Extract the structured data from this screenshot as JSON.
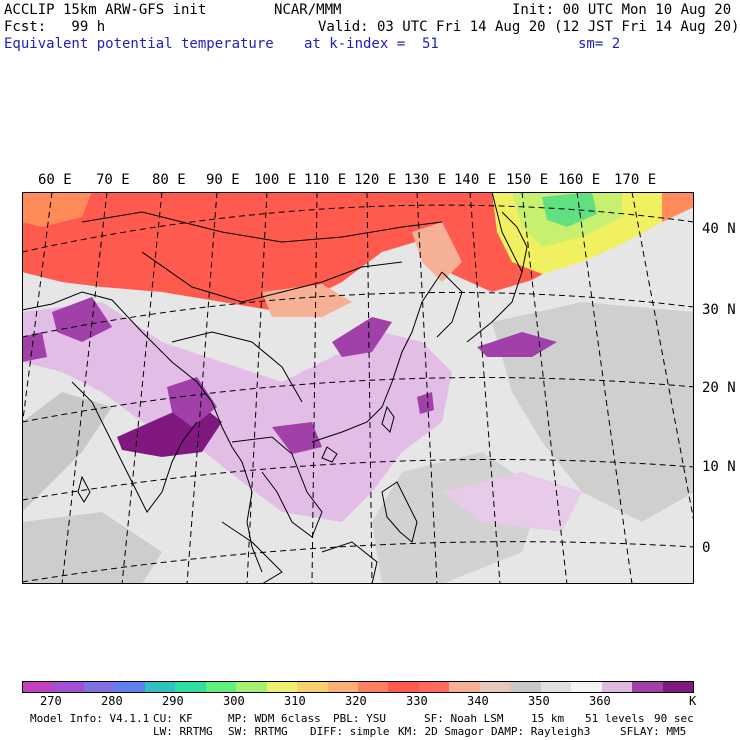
{
  "header": {
    "model_line": "ACCLIP 15km ARW-GFS init",
    "center_label": "NCAR/MMM",
    "init_line": "Init: 00 UTC Mon 10 Aug 20",
    "fcst_line": "Fcst:   99 h",
    "valid_line": "Valid: 03 UTC Fri 14 Aug 20 (12 JST Fri 14 Aug 20)",
    "field_name": "Equivalent potential temperature",
    "level_line": "at k-index =  51",
    "smooth_line": "sm= 2"
  },
  "map": {
    "longitude_labels": [
      "60 E",
      "70 E",
      "80 E",
      "90 E",
      "100 E",
      "110 E",
      "120 E",
      "130 E",
      "140 E",
      "150 E",
      "160 E",
      "170 E"
    ],
    "latitude_labels": [
      "40 N",
      "30 N",
      "20 N",
      "10 N",
      "0"
    ],
    "colors": {
      "warm_red": "#ff5a4e",
      "orange": "#ff8a5a",
      "peach": "#f6b096",
      "grey": "#c8c8c8",
      "light_grey": "#e4e4e4",
      "light_purple": "#e2bde6",
      "purple": "#a040a8",
      "dark_purple": "#801880",
      "yellow": "#f0f060",
      "lime": "#c8f070",
      "green": "#60e080"
    }
  },
  "colorbar": {
    "colors": [
      "#c040c0",
      "#a050d0",
      "#8070e0",
      "#6080f0",
      "#30c0c0",
      "#30e0a0",
      "#60f080",
      "#a8f070",
      "#f0f070",
      "#f8d070",
      "#ffb070",
      "#ff8060",
      "#ff5a4e",
      "#ff6a60",
      "#f6b096",
      "#e8c8b8",
      "#c8c8c8",
      "#e0e0e0",
      "#f4f4f4",
      "#e0b8e0",
      "#a040a8",
      "#801880"
    ],
    "tick_labels": [
      "270",
      "280",
      "290",
      "300",
      "310",
      "320",
      "330",
      "340",
      "350",
      "360"
    ],
    "unit": "K"
  },
  "footer": {
    "line1": [
      "Model Info: V4.1.1",
      "CU: KF",
      "MP: WDM 6class",
      "PBL: YSU",
      "SF: Noah LSM",
      "15 km",
      "51 levels",
      "90 sec"
    ],
    "line2": [
      "LW: RRTMG",
      "SW: RRTMG",
      "DIFF: simple",
      "KM: 2D Smagor",
      "DAMP: Rayleigh3",
      "SFLAY: MM5"
    ]
  }
}
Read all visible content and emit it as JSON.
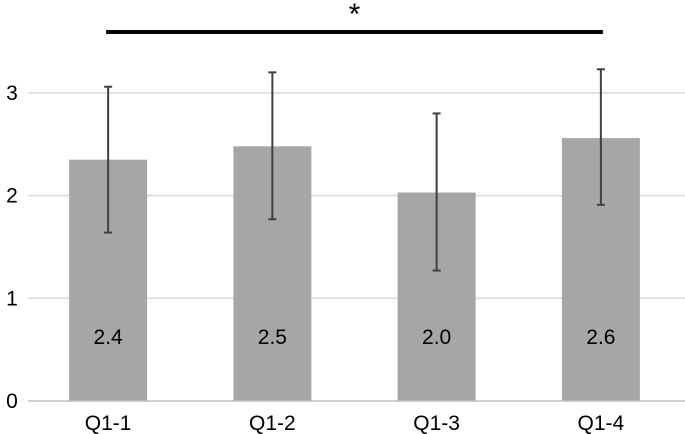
{
  "chart_data": {
    "type": "bar",
    "categories": [
      "Q1-1",
      "Q1-2",
      "Q1-3",
      "Q1-4"
    ],
    "values": [
      2.35,
      2.48,
      2.03,
      2.56
    ],
    "data_labels": [
      "2.4",
      "2.5",
      "2.0",
      "2.6"
    ],
    "error_bars": {
      "lower": [
        1.64,
        1.77,
        1.27,
        1.91
      ],
      "upper": [
        3.06,
        3.2,
        2.8,
        3.23
      ]
    },
    "significance": {
      "from": "Q1-1",
      "to": "Q1-4",
      "marker": "*"
    },
    "ylim": [
      0,
      3.5
    ],
    "yticks": [
      "0",
      "1",
      "2",
      "3"
    ],
    "grid": true,
    "colors": {
      "bar": "#a6a6a6",
      "grid": "#d9d9d9",
      "axis": "#bfbfbf",
      "error": "#404040",
      "bracket": "#000000"
    },
    "title": "",
    "xlabel": "",
    "ylabel": ""
  }
}
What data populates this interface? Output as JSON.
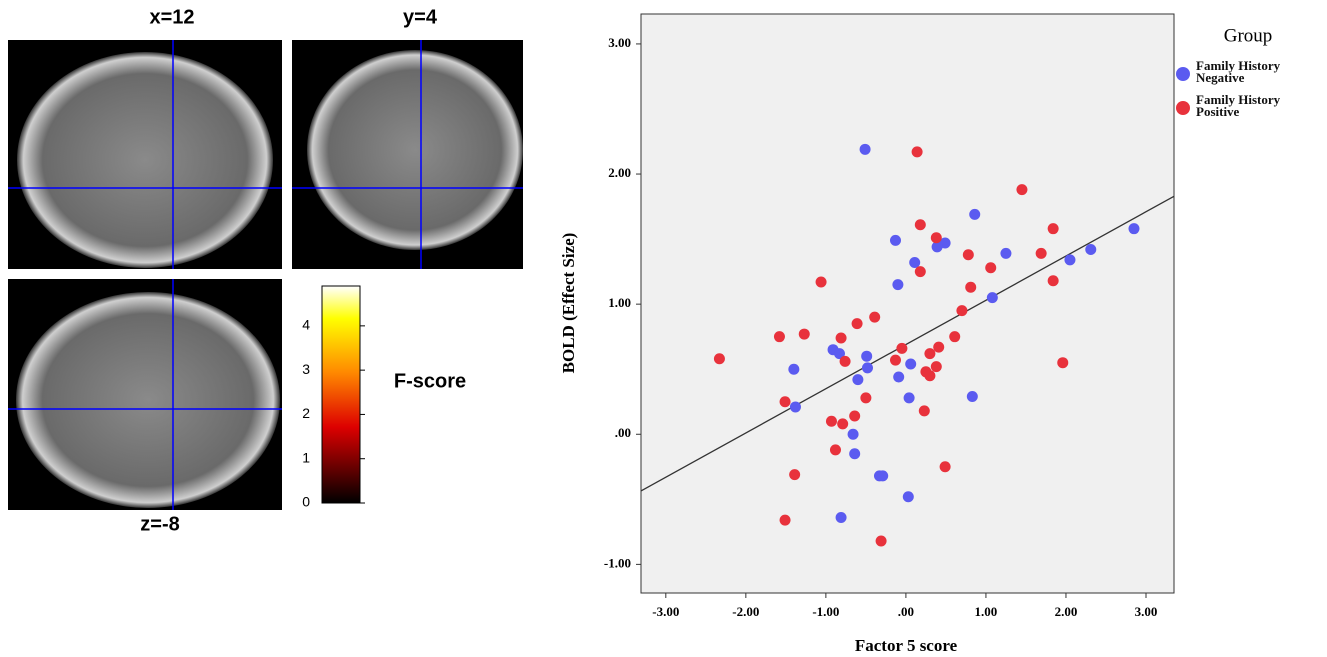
{
  "brain_panels": {
    "sagittal": "x=12",
    "coronal": "y=4",
    "axial": "z=-8"
  },
  "chart_data": [
    {
      "type": "colorbar",
      "label": "F-score",
      "ylim": [
        0,
        4.9
      ],
      "yticks": [
        0,
        1,
        2,
        3,
        4
      ]
    },
    {
      "type": "scatter",
      "xlabel": "Factor 5 score",
      "ylabel": "BOLD (Effect Size)",
      "legend_title": "Group",
      "xlim": [
        -3.31,
        3.35
      ],
      "ylim": [
        -1.22,
        3.23
      ],
      "xticks": [
        {
          "value": -3,
          "label": "-3.00"
        },
        {
          "value": -2,
          "label": "-2.00"
        },
        {
          "value": -1,
          "label": "-1.00"
        },
        {
          "value": 0,
          "label": ".00"
        },
        {
          "value": 1,
          "label": "1.00"
        },
        {
          "value": 2,
          "label": "2.00"
        },
        {
          "value": 3,
          "label": "3.00"
        }
      ],
      "yticks": [
        {
          "value": -1,
          "label": "-1.00"
        },
        {
          "value": 0,
          "label": ".00"
        },
        {
          "value": 1,
          "label": "1.00"
        },
        {
          "value": 2,
          "label": "2.00"
        },
        {
          "value": 3,
          "label": "3.00"
        }
      ],
      "fit": {
        "slope": 0.34,
        "intercept": 0.69
      },
      "series": [
        {
          "name": "Family History Negative",
          "color": "#5b5bf0",
          "x": [
            -0.51,
            0.86,
            -0.13,
            0.49,
            0.39,
            1.25,
            0.11,
            2.05,
            2.31,
            2.85,
            1.08,
            -0.1,
            -0.91,
            -0.83,
            -0.49,
            -0.48,
            -0.6,
            -1.4,
            -0.09,
            0.06,
            0.83,
            0.04,
            -1.38,
            -0.66,
            -0.64,
            -0.33,
            -0.29,
            0.03,
            -0.81
          ],
          "values": [
            2.19,
            1.69,
            1.49,
            1.47,
            1.44,
            1.39,
            1.32,
            1.34,
            1.42,
            1.58,
            1.05,
            1.15,
            0.65,
            0.62,
            0.6,
            0.51,
            0.42,
            0.5,
            0.44,
            0.54,
            0.29,
            0.28,
            0.21,
            0.0,
            -0.15,
            -0.32,
            -0.32,
            -0.48,
            -0.64
          ]
        },
        {
          "name": "Family History Positive",
          "color": "#e8323c",
          "x": [
            0.14,
            1.45,
            0.18,
            0.38,
            1.84,
            0.78,
            1.69,
            1.06,
            0.18,
            0.81,
            1.84,
            -1.06,
            0.7,
            -0.39,
            -0.61,
            -1.27,
            -1.58,
            -0.81,
            0.61,
            0.41,
            -0.05,
            0.3,
            -2.33,
            -0.13,
            -0.76,
            1.96,
            0.38,
            0.25,
            0.3,
            -0.5,
            -1.51,
            0.23,
            -0.64,
            -0.93,
            -0.79,
            -0.88,
            0.49,
            -1.39,
            -1.51,
            -0.31
          ],
          "values": [
            2.17,
            1.88,
            1.61,
            1.51,
            1.58,
            1.38,
            1.39,
            1.28,
            1.25,
            1.13,
            1.18,
            1.17,
            0.95,
            0.9,
            0.85,
            0.77,
            0.75,
            0.74,
            0.75,
            0.67,
            0.66,
            0.62,
            0.58,
            0.57,
            0.56,
            0.55,
            0.52,
            0.48,
            0.45,
            0.28,
            0.25,
            0.18,
            0.14,
            0.1,
            0.08,
            -0.12,
            -0.25,
            -0.31,
            -0.66,
            -0.82
          ]
        }
      ]
    }
  ]
}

Required work → Each record above is to be restated exactly, with its pictures removed from the copy.

The result →
Extract the structured data from this screenshot as JSON.
{
  "header": {
    "model_line": "ACCLIP 15km ARW-GFS init",
    "center_label": "NCAR/MMM",
    "init_line": "Init: 00 UTC Mon 10 Aug 20",
    "fcst_line": "Fcst:   99 h",
    "valid_line": "Valid: 03 UTC Fri 14 Aug 20 (12 JST Fri 14 Aug 20)",
    "field_name": "Equivalent potential temperature",
    "level_line": "at k-index =  51",
    "smooth_line": "sm= 2"
  },
  "map": {
    "longitude_labels": [
      "60 E",
      "70 E",
      "80 E",
      "90 E",
      "100 E",
      "110 E",
      "120 E",
      "130 E",
      "140 E",
      "150 E",
      "160 E",
      "170 E"
    ],
    "latitude_labels": [
      "40 N",
      "30 N",
      "20 N",
      "10 N",
      "0"
    ],
    "colors": {
      "warm_red": "#ff5a4e",
      "orange": "#ff8a5a",
      "peach": "#f6b096",
      "grey": "#c8c8c8",
      "light_grey": "#e4e4e4",
      "light_purple": "#e2bde6",
      "purple": "#a040a8",
      "dark_purple": "#801880",
      "yellow": "#f0f060",
      "lime": "#c8f070",
      "green": "#60e080"
    }
  },
  "colorbar": {
    "colors": [
      "#c040c0",
      "#a050d0",
      "#8070e0",
      "#6080f0",
      "#30c0c0",
      "#30e0a0",
      "#60f080",
      "#a8f070",
      "#f0f070",
      "#f8d070",
      "#ffb070",
      "#ff8060",
      "#ff5a4e",
      "#ff6a60",
      "#f6b096",
      "#e8c8b8",
      "#c8c8c8",
      "#e0e0e0",
      "#f4f4f4",
      "#e0b8e0",
      "#a040a8",
      "#801880"
    ],
    "tick_labels": [
      "270",
      "280",
      "290",
      "300",
      "310",
      "320",
      "330",
      "340",
      "350",
      "360"
    ],
    "unit": "K"
  },
  "footer": {
    "line1": [
      "Model Info: V4.1.1",
      "CU: KF",
      "MP: WDM 6class",
      "PBL: YSU",
      "SF: Noah LSM",
      "15 km",
      "51 levels",
      "90 sec"
    ],
    "line2": [
      "LW: RRTMG",
      "SW: RRTMG",
      "DIFF: simple",
      "KM: 2D Smagor",
      "DAMP: Rayleigh3",
      "SFLAY: MM5"
    ]
  }
}
Read all visible content and emit it as JSON.
{
  "chart_data": {
    "type": "bar",
    "categories": [
      "Q1-1",
      "Q1-2",
      "Q1-3",
      "Q1-4"
    ],
    "values": [
      2.35,
      2.48,
      2.03,
      2.56
    ],
    "data_labels": [
      "2.4",
      "2.5",
      "2.0",
      "2.6"
    ],
    "error_bars": {
      "lower": [
        1.64,
        1.77,
        1.27,
        1.91
      ],
      "upper": [
        3.06,
        3.2,
        2.8,
        3.23
      ]
    },
    "significance": {
      "from": "Q1-1",
      "to": "Q1-4",
      "marker": "*"
    },
    "ylim": [
      0,
      3.5
    ],
    "yticks": [
      "0",
      "1",
      "2",
      "3"
    ],
    "grid": true,
    "colors": {
      "bar": "#a6a6a6",
      "grid": "#d9d9d9",
      "axis": "#bfbfbf",
      "error": "#404040",
      "bracket": "#000000"
    },
    "title": "",
    "xlabel": "",
    "ylabel": ""
  }
}
What data populates this interface? Output as JSON.
{
  "brain_panels": {
    "sagittal": "x=12",
    "coronal": "y=4",
    "axial": "z=-8"
  },
  "chart_data": [
    {
      "type": "colorbar",
      "label": "F-score",
      "ylim": [
        0,
        4.9
      ],
      "yticks": [
        0,
        1,
        2,
        3,
        4
      ]
    },
    {
      "type": "scatter",
      "xlabel": "Factor 5 score",
      "ylabel": "BOLD (Effect Size)",
      "legend_title": "Group",
      "xlim": [
        -3.31,
        3.35
      ],
      "ylim": [
        -1.22,
        3.23
      ],
      "xticks": [
        {
          "value": -3,
          "label": "-3.00"
        },
        {
          "value": -2,
          "label": "-2.00"
        },
        {
          "value": -1,
          "label": "-1.00"
        },
        {
          "value": 0,
          "label": ".00"
        },
        {
          "value": 1,
          "label": "1.00"
        },
        {
          "value": 2,
          "label": "2.00"
        },
        {
          "value": 3,
          "label": "3.00"
        }
      ],
      "yticks": [
        {
          "value": -1,
          "label": "-1.00"
        },
        {
          "value": 0,
          "label": ".00"
        },
        {
          "value": 1,
          "label": "1.00"
        },
        {
          "value": 2,
          "label": "2.00"
        },
        {
          "value": 3,
          "label": "3.00"
        }
      ],
      "fit": {
        "slope": 0.34,
        "intercept": 0.69
      },
      "series": [
        {
          "name": "Family History Negative",
          "color": "#5b5bf0",
          "x": [
            -0.51,
            0.86,
            -0.13,
            0.49,
            0.39,
            1.25,
            0.11,
            2.05,
            2.31,
            2.85,
            1.08,
            -0.1,
            -0.91,
            -0.83,
            -0.49,
            -0.48,
            -0.6,
            -1.4,
            -0.09,
            0.06,
            0.83,
            0.04,
            -1.38,
            -0.66,
            -0.64,
            -0.33,
            -0.29,
            0.03,
            -0.81
          ],
          "values": [
            2.19,
            1.69,
            1.49,
            1.47,
            1.44,
            1.39,
            1.32,
            1.34,
            1.42,
            1.58,
            1.05,
            1.15,
            0.65,
            0.62,
            0.6,
            0.51,
            0.42,
            0.5,
            0.44,
            0.54,
            0.29,
            0.28,
            0.21,
            0.0,
            -0.15,
            -0.32,
            -0.32,
            -0.48,
            -0.64
          ]
        },
        {
          "name": "Family History Positive",
          "color": "#e8323c",
          "x": [
            0.14,
            1.45,
            0.18,
            0.38,
            1.84,
            0.78,
            1.69,
            1.06,
            0.18,
            0.81,
            1.84,
            -1.06,
            0.7,
            -0.39,
            -0.61,
            -1.27,
            -1.58,
            -0.81,
            0.61,
            0.41,
            -0.05,
            0.3,
            -2.33,
            -0.13,
            -0.76,
            1.96,
            0.38,
            0.25,
            0.3,
            -0.5,
            -1.51,
            0.23,
            -0.64,
            -0.93,
            -0.79,
            -0.88,
            0.49,
            -1.39,
            -1.51,
            -0.31
          ],
          "values": [
            2.17,
            1.88,
            1.61,
            1.51,
            1.58,
            1.38,
            1.39,
            1.28,
            1.25,
            1.13,
            1.18,
            1.17,
            0.95,
            0.9,
            0.85,
            0.77,
            0.75,
            0.74,
            0.75,
            0.67,
            0.66,
            0.62,
            0.58,
            0.57,
            0.56,
            0.55,
            0.52,
            0.48,
            0.45,
            0.28,
            0.25,
            0.18,
            0.14,
            0.1,
            0.08,
            -0.12,
            -0.25,
            -0.31,
            -0.66,
            -0.82
          ]
        }
      ]
    }
  ]
}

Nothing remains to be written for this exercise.